→ Task brief
Only lines holding the string "ดทำแผน" are wanted; copy each one from the material.

→ Records for this task
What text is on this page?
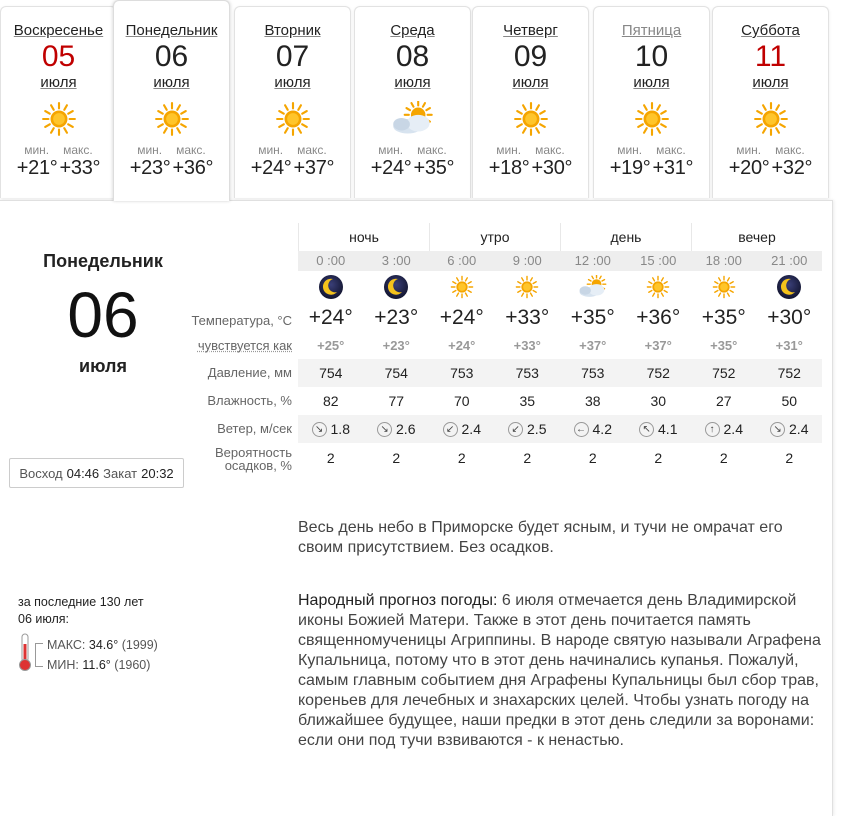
Воскресенье
05
июля
мин. макс.
+21° +33°
Понедельник
06
июля
мин. макс.
+23° +36°
Вторник
07
июля
мин. макс.
+24° +37°
Среда
08
июля
мин. макс.
+24° +35°
Четверг
09
июля
мин. макс.
+18° +30°
Пятница
10
июля
мин. макс.
+19° +31°
Суббота
11
июля
мин. макс.
+20° +32°
Понедельник
06
июля
Восход 04:46 Закат 20:32
ночь	утро	день	вечер
0 :00	3 :00	6 :00	9 :00	12 :00	15 :00	18 :00	21 :00
Температура, °С +24°	+23°	+24°	+33°	+35°	+36°	+35°	+30°
чувствуется как	+25°	+23°	+24°	+33°	+37°	+37°	+35°	+31°
Давление, мм	754	754	753	753	753	752	752	752
Влажность, %	82	77	70	35	38	30	27	50
Ветер, м/сек	↘ 1.8	↘ 2.6	↙ 2.4	↙ 2.5	← 4.2	↖ 4.1	↑ 2.4	↘ 2.4
Вероятность
осадков, %	2	2	2	2	2	2	2	2
Весь день небо в Приморске будет ясным, и тучи не омрачат его своим присутствием. Без осадков.
Народный прогноз погоды: 6 июля отмечается день Владимирской иконы Божией Матери. Также в этот день почитается память священномученицы Агриппины. В народе святую называли Аграфена Купальница, потому что в этот день начинались купанья. Пожалуй, самым главным событием дня Аграфены Купальницы был сбор трав, кореньев для лечебных и знахарских целей. Чтобы узнать погоду на ближайшее будущее, наши предки в этот день следили за воронами: если они под тучи взвиваются - к ненастью.
за последние 130 лет
06 июля:
МАКС: 34.6° (1999)
МИН: 11.6° (1960)
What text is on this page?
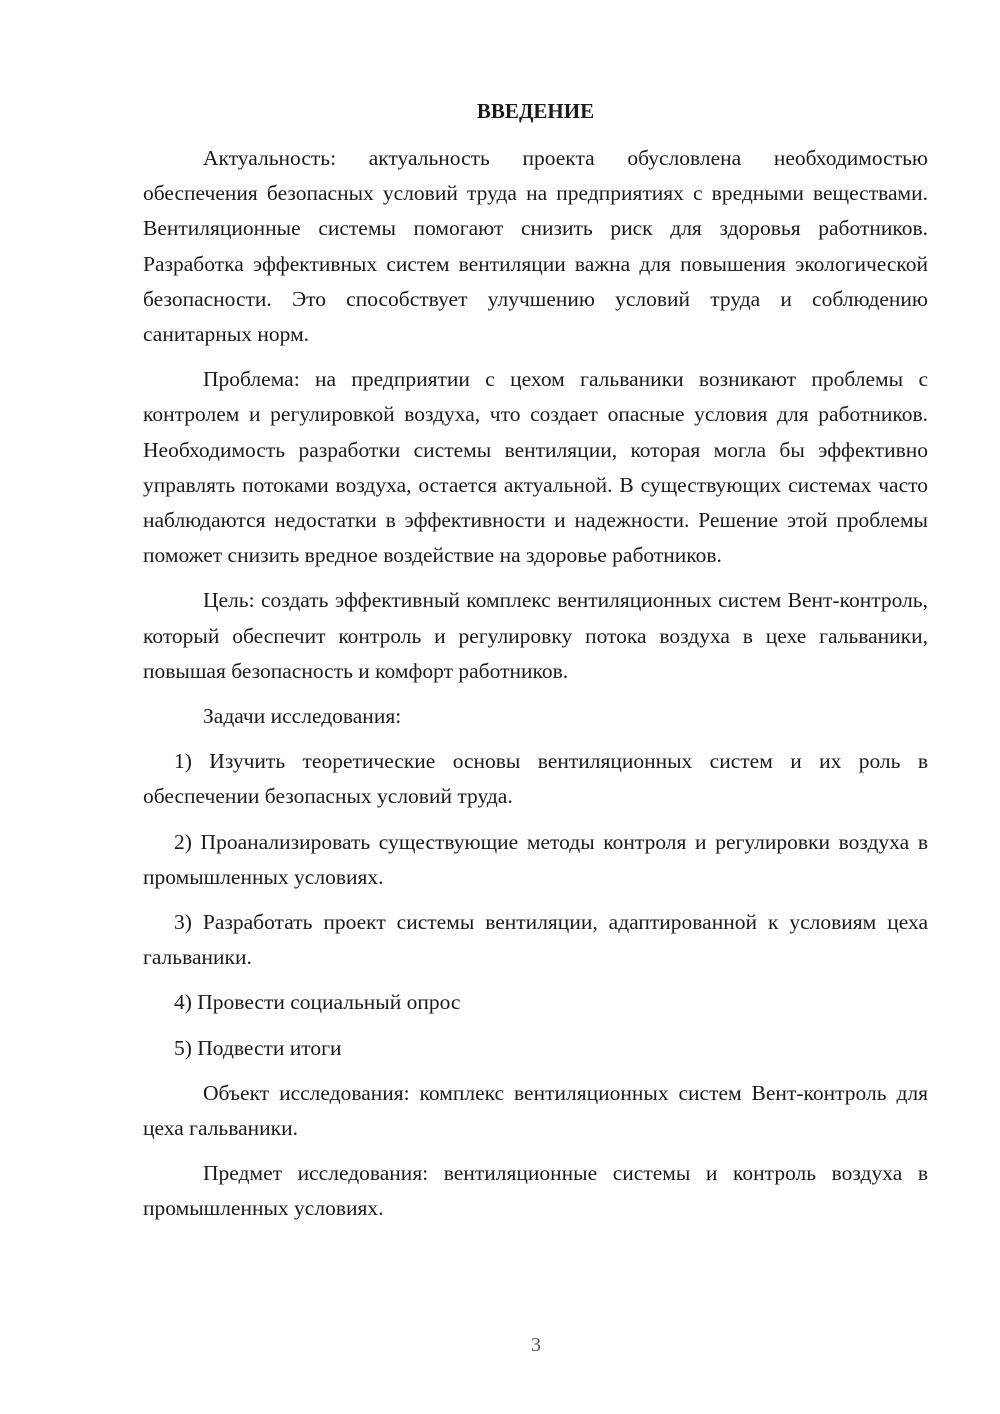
ВВЕДЕНИЕ

Актуальность: актуальность проекта обусловлена необходимостью обеспечения безопасных условий труда на предприятиях с вредными веществами. Вентиляционные системы помогают снизить риск для здоровья работников. Разработка эффективных систем вентиляции важна для повышения экологической безопасности. Это способствует улучшению условий труда и соблюдению санитарных норм.

Проблема: на предприятии с цехом гальваники возникают проблемы с контролем и регулировкой воздуха, что создает опасные условия для работников. Необходимость разработки системы вентиляции, которая могла бы эффективно управлять потоками воздуха, остается актуальной. В существующих системах часто наблюдаются недостатки в эффективности и надежности. Решение этой проблемы поможет снизить вредное воздействие на здоровье работников.

Цель: создать эффективный комплекс вентиляционных систем Вент-контроль, который обеспечит контроль и регулировку потока воздуха в цехе гальваники, повышая безопасность и комфорт работников.

Задачи исследования:

1) Изучить теоретические основы вентиляционных систем и их роль в обеспечении безопасных условий труда.

2) Проанализировать существующие методы контроля и регулировки воздуха в промышленных условиях.

3) Разработать проект системы вентиляции, адаптированной к условиям цеха гальваники.

4) Провести социальный опрос

5) Подвести итоги

Объект исследования: комплекс вентиляционных систем Вент-контроль для цеха гальваники.

Предмет исследования: вентиляционные системы и контроль воздуха в промышленных условиях.

3
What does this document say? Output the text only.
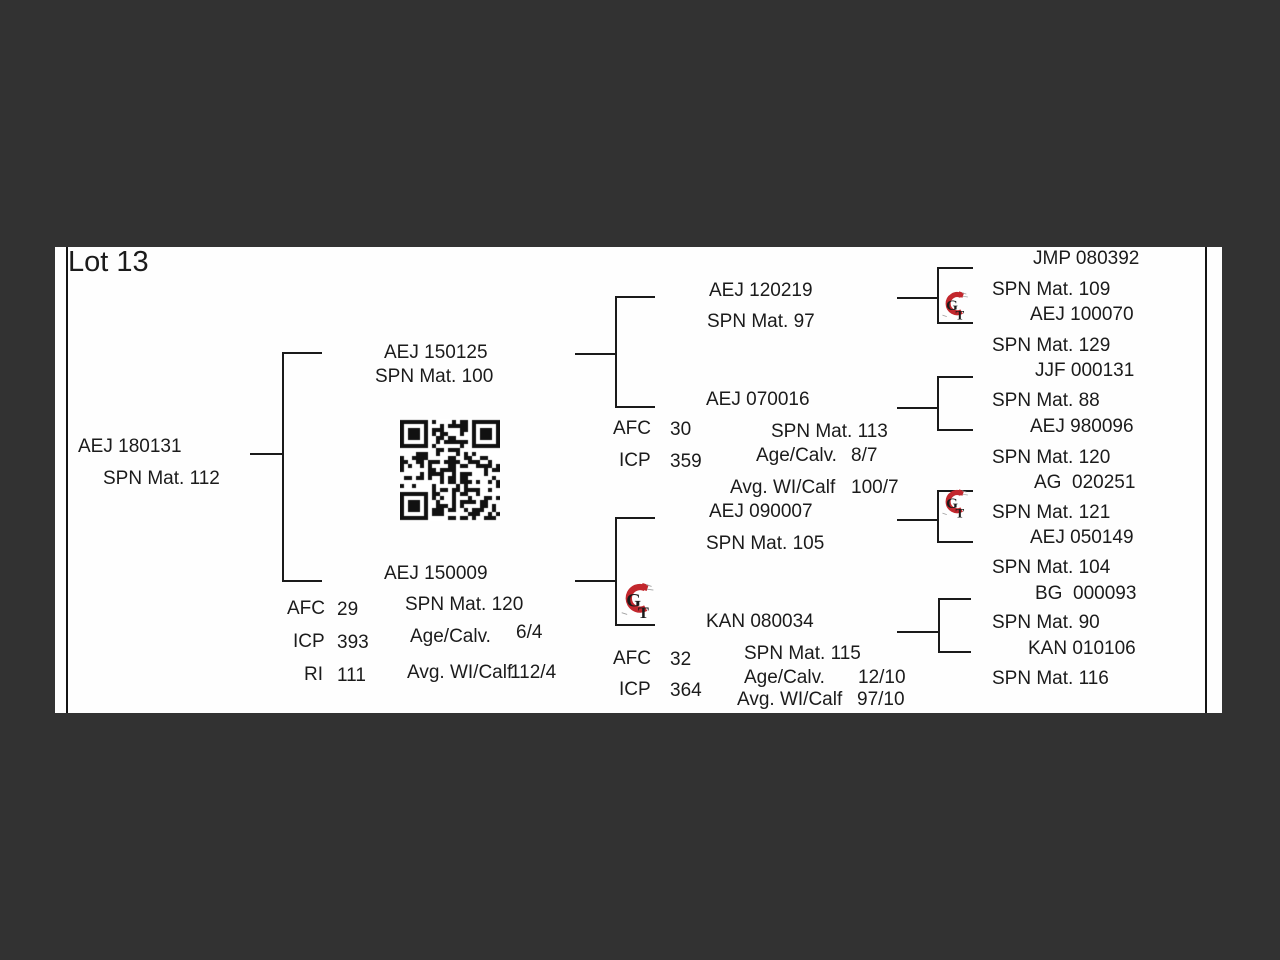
Lot 13
AEJ 180131
SPN Mat. 112
AEJ 150125
SPN Mat. 100
AEJ 150009
SPN Mat. 120
Age/Calv. 6/4
Avg. WI/Calf
112/4
AFC 29
ICP 393
RI 111
G
T
AEJ 120219
SPN Mat. 97
AEJ 070016
SPN Mat. 113
Age/Calv. 8/7
Avg. WI/Calf 100/7
AFC 30
ICP 359
AEJ 090007
SPN Mat. 105
KAN 080034
SPN Mat. 115
Age/Calv. 12/10
Avg. WI/Calf 97/10
AFC 32
ICP 364
G
T
G
T
JMP 080392
SPN Mat. 109
AEJ 100070
SPN Mat. 129
JJF 000131
SPN Mat. 88
AEJ 980096
SPN Mat. 120
AG  020251
SPN Mat. 121
AEJ 050149
SPN Mat. 104
BG  000093
SPN Mat. 90
KAN 010106
SPN Mat. 116
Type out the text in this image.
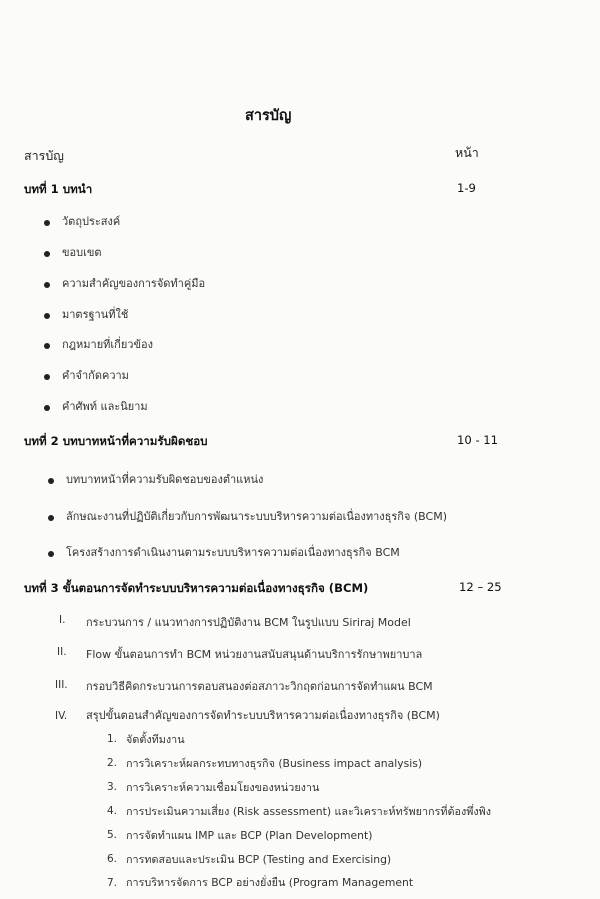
สารบัญ
สารบัญ	หน้า
บทที่ 1 บทนำ	1-9
วัตถุประสงค์
ขอบเขต
ความสำคัญของการจัดทำคู่มือ
มาตรฐานที่ใช้
กฎหมายที่เกี่ยวข้อง
คำจำกัดความ
คำศัพท์ และนิยาม
บทที่ 2 บทบาทหน้าที่ความรับผิดชอบ	10 - 11
บทบาทหน้าที่ความรับผิดชอบของตำแหน่ง
ลักษณะงานที่ปฏิบัติเกี่ยวกับการพัฒนาระบบบริหารความต่อเนื่องทางธุรกิจ (BCM)
โครงสร้างการดำเนินงานตามระบบบริหารความต่อเนื่องทางธุรกิจ BCM
บทที่ 3 ขั้นตอนการจัดทำระบบบริหารความต่อเนื่องทางธุรกิจ (BCM)	12 – 25
I. กระบวนการ / แนวทางการปฏิบัติงาน BCM ในรูปแบบ Siriraj Model
II. Flow ขั้นตอนการทำ BCM หน่วยงานสนับสนุนด้านบริการรักษาพยาบาล
III. กรอบวิธีคิดกระบวนการตอบสนองต่อสภาวะวิกฤตก่อนการจัดทำแผน BCM
IV. สรุปขั้นตอนสำคัญของการจัดทำระบบบริหารความต่อเนื่องทางธุรกิจ (BCM)
1. จัดตั้งทีมงาน
2. การวิเคราะห์ผลกระทบทางธุรกิจ (Business impact analysis)
3. การวิเคราะห์ความเชื่อมโยงของหน่วยงาน
4. การประเมินความเสี่ยง (Risk assessment) และวิเคราะห์ทรัพยากรที่ต้องพึ่งพิง
5. การจัดทำแผน IMP และ BCP (Plan Development)
6. การทดสอบและประเมิน BCP (Testing and Exercising)
7. การบริหารจัดการ BCP อย่างยั่งยืน (Program Management
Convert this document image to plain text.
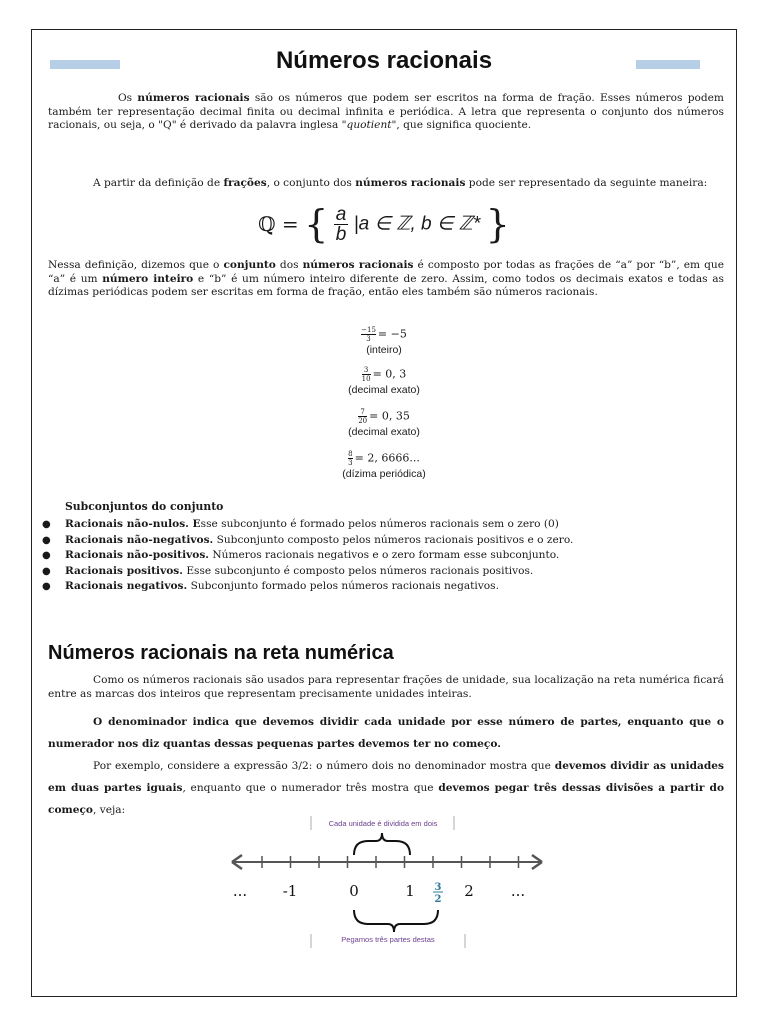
Números racionais

Os números racionais são os números que podem ser escritos na forma de fração. Esses números podem também ter representação decimal finita ou decimal infinita e periódica. A letra que representa o conjunto dos números racionais, ou seja, o "Q" é derivado da palavra inglesa "quotient", que significa quociente.

A partir da definição de frações, o conjunto dos números racionais pode ser representado da seguinte maneira:

ℚ = { $\frac{a}{b} |a$ ∈ ℤ, b ∈ ℤ* }

Nessa definição, dizemos que o conjunto dos números racionais é composto por todas as frações de “a” por “b”, em que “a” é um número inteiro e “b” é um número inteiro diferente de zero. Assim, como todos os decimais exatos e todas as dízimas periódicas podem ser escritas em forma de fração, então eles também são números racionais.

$\frac{-15}{3} = -5$
(inteiro)
$\frac{3}{10} = 0$, 3
(decimal exato)
$\frac{7}{20} = 0$, 35
(decimal exato)
$\frac{8}{3} = 2$, 6666...
(dízima periódica)
Subconjuntos do conjunto
● Racionais não-nulos. Esse subconjunto é formado pelos números racionais sem o zero (0)
● Racionais não-negativos. Subconjunto composto pelos números racionais positivos e o zero.
● Racionais não-positivos. Números racionais negativos e o zero formam esse subconjunto.
● Racionais positivos. Esse subconjunto é composto pelos números racionais positivos.
● Racionais negativos. Subconjunto formado pelos números racionais negativos.
Números racionais na reta numérica

Como os números racionais são usados para representar frações de unidade, sua localização na reta numérica ficará entre as marcas dos inteiros que representam precisamente unidades inteiras.

O denominador indica que devemos dividir cada unidade por esse número de partes, enquanto que o numerador nos diz quantas dessas pequenas partes devemos ter no começo.

Por exemplo, considere a expressão 3/2: o número dois no denominador mostra que devemos dividir as unidades em duas partes iguais, enquanto que o numerador três mostra que devemos pegar três dessas divisões a partir do começo, veja:

Cada unidade é dividida em dois
... -1	0	1	2 ...
3
2
Pegamos três partes destas
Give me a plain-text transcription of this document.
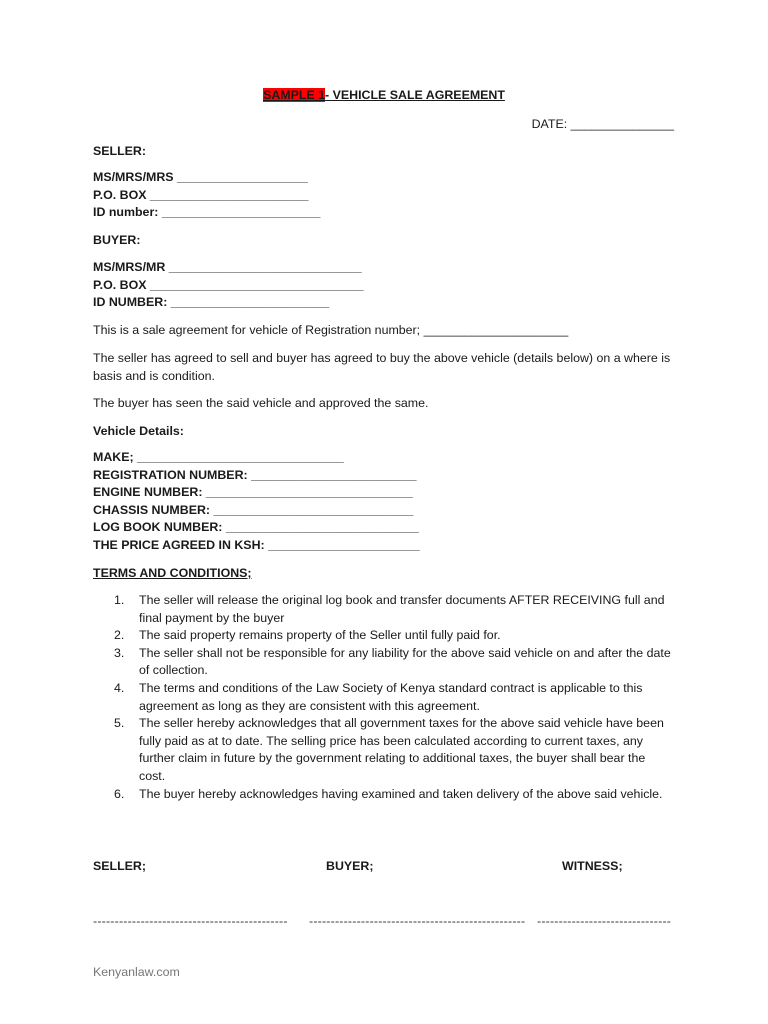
SAMPLE 1- VEHICLE SALE AGREEMENT
DATE: _______________
SELLER:
MS/MRS/MRS ___________________
P.O. BOX _______________________
ID number: _______________________
BUYER:
MS/MRS/MR ____________________________
P.O. BOX _______________________________
ID NUMBER: _______________________
This is a sale agreement for vehicle of Registration number; _____________________
The seller has agreed to sell and buyer has agreed to buy the above vehicle (details below) on a where is basis and is condition.
The buyer has seen the said vehicle and approved the same.
Vehicle Details:
MAKE; ______________________________
REGISTRATION NUMBER: ________________________
ENGINE NUMBER: ______________________________
CHASSIS NUMBER: _____________________________
LOG BOOK NUMBER: ____________________________
THE PRICE AGREED IN KSH: ______________________
TERMS AND CONDITIONS;
1. The seller will release the original log book and transfer documents AFTER RECEIVING full and final payment by the buyer
2. The said property remains property of the Seller until fully paid for.
3. The seller shall not be responsible for any liability for the above said vehicle on and after the date of collection.
4. The terms and conditions of the Law Society of Kenya standard contract is applicable to this agreement as long as they are consistent with this agreement.
5. The seller hereby acknowledges that all government taxes for the above said vehicle have been fully paid as at to date. The selling price has been calculated according to current taxes, any further claim in future by the government relating to additional taxes, the buyer shall bear the cost.
6. The buyer hereby acknowledges having examined and taken delivery of the above said vehicle.
SELLER;	BUYER;	WITNESS;
--------------------------------------------- -------------------------------------------------- -------------------------------
Kenyanlaw.com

→ Correct response
III. กรอบวิธีคิดกระบวนการตอบสนองต่อสภาวะวิกฤตก่อนการจัดทำแผน BCM
5. การจัดทำแผน IMP และ BCP (Plan Development)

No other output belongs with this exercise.